++++ RECORDS FOR THE TASK ++++
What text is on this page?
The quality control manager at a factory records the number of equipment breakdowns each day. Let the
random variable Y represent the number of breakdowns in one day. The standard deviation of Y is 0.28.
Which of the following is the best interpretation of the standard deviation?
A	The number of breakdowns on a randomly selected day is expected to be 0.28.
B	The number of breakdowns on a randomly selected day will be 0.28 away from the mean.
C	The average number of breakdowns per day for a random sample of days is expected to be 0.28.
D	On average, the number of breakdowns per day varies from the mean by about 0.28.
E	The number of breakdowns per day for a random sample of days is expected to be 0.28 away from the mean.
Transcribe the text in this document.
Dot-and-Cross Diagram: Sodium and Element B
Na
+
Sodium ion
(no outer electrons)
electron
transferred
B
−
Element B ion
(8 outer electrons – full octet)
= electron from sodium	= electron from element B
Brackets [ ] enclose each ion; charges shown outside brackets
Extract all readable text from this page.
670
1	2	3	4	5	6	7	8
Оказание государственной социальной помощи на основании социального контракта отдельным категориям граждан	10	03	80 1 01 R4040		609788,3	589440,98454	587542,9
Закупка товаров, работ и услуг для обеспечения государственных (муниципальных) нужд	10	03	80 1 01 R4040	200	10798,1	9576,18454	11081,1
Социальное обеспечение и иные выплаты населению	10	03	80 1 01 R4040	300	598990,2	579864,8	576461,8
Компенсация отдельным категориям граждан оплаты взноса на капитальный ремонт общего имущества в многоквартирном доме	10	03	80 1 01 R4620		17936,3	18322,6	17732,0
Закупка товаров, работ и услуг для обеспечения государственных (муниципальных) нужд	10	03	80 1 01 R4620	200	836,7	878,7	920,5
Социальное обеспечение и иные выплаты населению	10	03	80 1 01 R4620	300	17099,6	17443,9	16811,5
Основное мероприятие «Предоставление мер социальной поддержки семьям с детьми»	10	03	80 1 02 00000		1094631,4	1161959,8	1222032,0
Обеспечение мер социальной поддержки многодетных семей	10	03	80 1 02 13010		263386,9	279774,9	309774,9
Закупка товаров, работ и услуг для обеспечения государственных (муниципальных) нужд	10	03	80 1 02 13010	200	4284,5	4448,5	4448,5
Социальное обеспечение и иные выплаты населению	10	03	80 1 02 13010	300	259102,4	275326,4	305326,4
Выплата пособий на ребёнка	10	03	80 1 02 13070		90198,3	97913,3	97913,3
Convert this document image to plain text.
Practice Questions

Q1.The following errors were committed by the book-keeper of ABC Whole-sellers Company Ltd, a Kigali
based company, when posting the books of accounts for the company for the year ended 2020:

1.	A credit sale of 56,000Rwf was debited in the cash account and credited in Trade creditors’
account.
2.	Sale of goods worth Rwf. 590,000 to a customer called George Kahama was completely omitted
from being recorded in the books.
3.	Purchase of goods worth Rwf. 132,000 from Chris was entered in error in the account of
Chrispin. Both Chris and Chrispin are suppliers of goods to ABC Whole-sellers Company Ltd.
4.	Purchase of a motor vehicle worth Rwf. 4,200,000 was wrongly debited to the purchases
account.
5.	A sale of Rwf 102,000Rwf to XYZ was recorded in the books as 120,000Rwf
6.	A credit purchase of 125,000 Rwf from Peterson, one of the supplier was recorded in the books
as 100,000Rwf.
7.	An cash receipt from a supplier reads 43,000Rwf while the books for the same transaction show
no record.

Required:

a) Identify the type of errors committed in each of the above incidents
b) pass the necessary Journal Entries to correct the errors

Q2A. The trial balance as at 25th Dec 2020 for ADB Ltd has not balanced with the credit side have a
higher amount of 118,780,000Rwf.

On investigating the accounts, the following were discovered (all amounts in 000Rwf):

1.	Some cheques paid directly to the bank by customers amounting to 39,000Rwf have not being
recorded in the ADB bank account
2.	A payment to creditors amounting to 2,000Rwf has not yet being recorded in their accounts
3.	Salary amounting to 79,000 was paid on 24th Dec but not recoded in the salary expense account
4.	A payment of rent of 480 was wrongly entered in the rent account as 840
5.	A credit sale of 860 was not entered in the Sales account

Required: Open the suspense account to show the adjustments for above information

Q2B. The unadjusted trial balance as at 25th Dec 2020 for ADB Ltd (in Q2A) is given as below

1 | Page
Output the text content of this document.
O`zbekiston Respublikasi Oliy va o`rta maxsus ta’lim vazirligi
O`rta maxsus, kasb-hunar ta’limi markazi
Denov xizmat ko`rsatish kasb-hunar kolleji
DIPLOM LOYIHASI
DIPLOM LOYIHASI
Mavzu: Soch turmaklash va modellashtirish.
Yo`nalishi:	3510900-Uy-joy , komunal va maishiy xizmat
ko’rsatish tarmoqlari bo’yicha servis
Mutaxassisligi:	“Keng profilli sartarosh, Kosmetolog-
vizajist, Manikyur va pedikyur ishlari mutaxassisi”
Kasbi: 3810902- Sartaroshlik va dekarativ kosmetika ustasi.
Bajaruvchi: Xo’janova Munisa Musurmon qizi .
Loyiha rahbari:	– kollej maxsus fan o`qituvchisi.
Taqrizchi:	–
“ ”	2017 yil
++++
* **EXERCISE**
Exactly reproduce every record.

* **OUTPUT**
What text is on this page?
The quality control manager at a factory records the number of equipment breakdowns each day. Let the
random variable Y represent the number of breakdowns in one day. The standard deviation of Y is 0.28.
Which of the following is the best interpretation of the standard deviation?
A	The number of breakdowns on a randomly selected day is expected to be 0.28.
B	The number of breakdowns on a randomly selected day will be 0.28 away from the mean.
C	The average number of breakdowns per day for a random sample of days is expected to be 0.28.
D	On average, the number of breakdowns per day varies from the mean by about 0.28.
E	The number of breakdowns per day for a random sample of days is expected to be 0.28 away from the mean.
Transcribe the text in this document.
Dot-and-Cross Diagram: Sodium and Element B
Na
+
Sodium ion
(no outer electrons)
electron
transferred
B
−
Element B ion
(8 outer electrons – full octet)
= electron from sodium	= electron from element B
Brackets [ ] enclose each ion; charges shown outside brackets
Extract all readable text from this page.
670
1	2	3	4	5	6	7	8
Оказание государственной социальной помощи на основании социального контракта отдельным категориям граждан	10	03	80 1 01 R4040		609788,3	589440,98454	587542,9
Закупка товаров, работ и услуг для обеспечения государственных (муниципальных) нужд	10	03	80 1 01 R4040	200	10798,1	9576,18454	11081,1
Социальное обеспечение и иные выплаты населению	10	03	80 1 01 R4040	300	598990,2	579864,8	576461,8
Компенсация отдельным категориям граждан оплаты взноса на капитальный ремонт общего имущества в многоквартирном доме	10	03	80 1 01 R4620		17936,3	18322,6	17732,0
Закупка товаров, работ и услуг для обеспечения государственных (муниципальных) нужд	10	03	80 1 01 R4620	200	836,7	878,7	920,5
Социальное обеспечение и иные выплаты населению	10	03	80 1 01 R4620	300	17099,6	17443,9	16811,5
Основное мероприятие «Предоставление мер социальной поддержки семьям с детьми»	10	03	80 1 02 00000		1094631,4	1161959,8	1222032,0
Обеспечение мер социальной поддержки многодетных семей	10	03	80 1 02 13010		263386,9	279774,9	309774,9
Закупка товаров, работ и услуг для обеспечения государственных (муниципальных) нужд	10	03	80 1 02 13010	200	4284,5	4448,5	4448,5
Социальное обеспечение и иные выплаты населению	10	03	80 1 02 13010	300	259102,4	275326,4	305326,4
Выплата пособий на ребёнка	10	03	80 1 02 13070		90198,3	97913,3	97913,3
Convert this document image to plain text.
Practice Questions

Q1.The following errors were committed by the book-keeper of ABC Whole-sellers Company Ltd, a Kigali
based company, when posting the books of accounts for the company for the year ended 2020:

1.	A credit sale of 56,000Rwf was debited in the cash account and credited in Trade creditors’
account.
2.	Sale of goods worth Rwf. 590,000 to a customer called George Kahama was completely omitted
from being recorded in the books.
3.	Purchase of goods worth Rwf. 132,000 from Chris was entered in error in the account of
Chrispin. Both Chris and Chrispin are suppliers of goods to ABC Whole-sellers Company Ltd.
4.	Purchase of a motor vehicle worth Rwf. 4,200,000 was wrongly debited to the purchases
account.
5.	A sale of Rwf 102,000Rwf to XYZ was recorded in the books as 120,000Rwf
6.	A credit purchase of 125,000 Rwf from Peterson, one of the supplier was recorded in the books
as 100,000Rwf.
7.	An cash receipt from a supplier reads 43,000Rwf while the books for the same transaction show
no record.

Required:

a) Identify the type of errors committed in each of the above incidents
b) pass the necessary Journal Entries to correct the errors

Q2A. The trial balance as at 25th Dec 2020 for ADB Ltd has not balanced with the credit side have a
higher amount of 118,780,000Rwf.

On investigating the accounts, the following were discovered (all amounts in 000Rwf):

1.	Some cheques paid directly to the bank by customers amounting to 39,000Rwf have not being
recorded in the ADB bank account
2.	A payment to creditors amounting to 2,000Rwf has not yet being recorded in their accounts
3.	Salary amounting to 79,000 was paid on 24th Dec but not recoded in the salary expense account
4.	A payment of rent of 480 was wrongly entered in the rent account as 840
5.	A credit sale of 860 was not entered in the Sales account

Required: Open the suspense account to show the adjustments for above information

Q2B. The unadjusted trial balance as at 25th Dec 2020 for ADB Ltd (in Q2A) is given as below

1 | Page
Output the text content of this document.
O`zbekiston Respublikasi Oliy va o`rta maxsus ta’lim vazirligi
O`rta maxsus, kasb-hunar ta’limi markazi
Denov xizmat ko`rsatish kasb-hunar kolleji
DIPLOM LOYIHASI
DIPLOM LOYIHASI
Mavzu: Soch turmaklash va modellashtirish.
Yo`nalishi:	3510900-Uy-joy , komunal va maishiy xizmat
ko’rsatish tarmoqlari bo’yicha servis
Mutaxassisligi:	“Keng profilli sartarosh, Kosmetolog-
vizajist, Manikyur va pedikyur ishlari mutaxassisi”
Kasbi: 3810902- Sartaroshlik va dekarativ kosmetika ustasi.
Bajaruvchi: Xo’janova Munisa Musurmon qizi .
Loyiha rahbari:	– kollej maxsus fan o`qituvchisi.
Taqrizchi:	–
“ ”	2017 yil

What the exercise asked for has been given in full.